_WHAT NEEDS TO BE DONE_
The records are to be restated in their entirety, word for word.

Start of INPUT FOR THIS TASK

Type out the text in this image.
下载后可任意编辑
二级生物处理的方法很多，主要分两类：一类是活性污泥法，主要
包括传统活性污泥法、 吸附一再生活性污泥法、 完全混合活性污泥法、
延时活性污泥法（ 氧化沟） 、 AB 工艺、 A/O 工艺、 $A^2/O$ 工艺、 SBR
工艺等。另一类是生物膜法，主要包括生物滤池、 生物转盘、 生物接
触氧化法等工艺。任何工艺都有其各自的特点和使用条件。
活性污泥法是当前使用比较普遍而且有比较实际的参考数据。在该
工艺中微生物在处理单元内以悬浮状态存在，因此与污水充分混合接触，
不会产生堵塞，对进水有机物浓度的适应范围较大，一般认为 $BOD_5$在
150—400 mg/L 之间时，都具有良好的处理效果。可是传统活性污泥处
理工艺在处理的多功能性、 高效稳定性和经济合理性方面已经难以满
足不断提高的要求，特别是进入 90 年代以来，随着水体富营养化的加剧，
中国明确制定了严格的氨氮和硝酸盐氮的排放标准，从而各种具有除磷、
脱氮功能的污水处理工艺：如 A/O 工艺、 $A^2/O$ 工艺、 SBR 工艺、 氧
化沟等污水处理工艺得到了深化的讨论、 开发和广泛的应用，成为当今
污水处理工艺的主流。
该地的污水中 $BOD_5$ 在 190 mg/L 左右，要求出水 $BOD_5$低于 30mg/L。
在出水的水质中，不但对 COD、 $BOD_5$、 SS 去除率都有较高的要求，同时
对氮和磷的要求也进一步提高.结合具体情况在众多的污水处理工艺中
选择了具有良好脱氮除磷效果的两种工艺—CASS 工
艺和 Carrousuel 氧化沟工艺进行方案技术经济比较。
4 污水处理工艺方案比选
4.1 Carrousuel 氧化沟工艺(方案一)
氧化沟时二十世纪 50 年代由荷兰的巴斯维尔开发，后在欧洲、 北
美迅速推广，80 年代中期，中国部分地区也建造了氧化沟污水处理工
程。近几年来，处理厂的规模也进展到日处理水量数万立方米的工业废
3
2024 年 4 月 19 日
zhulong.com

End of INPUT FOR THIS TASK

_TASK OUTPUT_
Type out the text in this image.
下载后可任意编辑
二级生物处理的方法很多，主要分两类：一类是活性污泥法，主要
包括传统活性污泥法、 吸附一再生活性污泥法、 完全混合活性污泥法、
延时活性污泥法（ 氧化沟） 、 AB 工艺、 A/O 工艺、 $A^2/O$ 工艺、 SBR
工艺等。另一类是生物膜法，主要包括生物滤池、 生物转盘、 生物接
触氧化法等工艺。任何工艺都有其各自的特点和使用条件。
活性污泥法是当前使用比较普遍而且有比较实际的参考数据。在该
工艺中微生物在处理单元内以悬浮状态存在，因此与污水充分混合接触，
不会产生堵塞，对进水有机物浓度的适应范围较大，一般认为 $BOD_5$在
150—400 mg/L 之间时，都具有良好的处理效果。可是传统活性污泥处
理工艺在处理的多功能性、 高效稳定性和经济合理性方面已经难以满
足不断提高的要求，特别是进入 90 年代以来，随着水体富营养化的加剧，
中国明确制定了严格的氨氮和硝酸盐氮的排放标准，从而各种具有除磷、
脱氮功能的污水处理工艺：如 A/O 工艺、 $A^2/O$ 工艺、 SBR 工艺、 氧
化沟等污水处理工艺得到了深化的讨论、 开发和广泛的应用，成为当今
污水处理工艺的主流。
该地的污水中 $BOD_5$ 在 190 mg/L 左右，要求出水 $BOD_5$低于 30mg/L。
在出水的水质中，不但对 COD、 $BOD_5$、 SS 去除率都有较高的要求，同时
对氮和磷的要求也进一步提高.结合具体情况在众多的污水处理工艺中
选择了具有良好脱氮除磷效果的两种工艺—CASS 工
艺和 Carrousuel 氧化沟工艺进行方案技术经济比较。
4 污水处理工艺方案比选
4.1 Carrousuel 氧化沟工艺(方案一)
氧化沟时二十世纪 50 年代由荷兰的巴斯维尔开发，后在欧洲、 北
美迅速推广，80 年代中期，中国部分地区也建造了氧化沟污水处理工
程。近几年来，处理厂的规模也进展到日处理水量数万立方米的工业废
3
2024 年 4 月 19 日
zhulong.com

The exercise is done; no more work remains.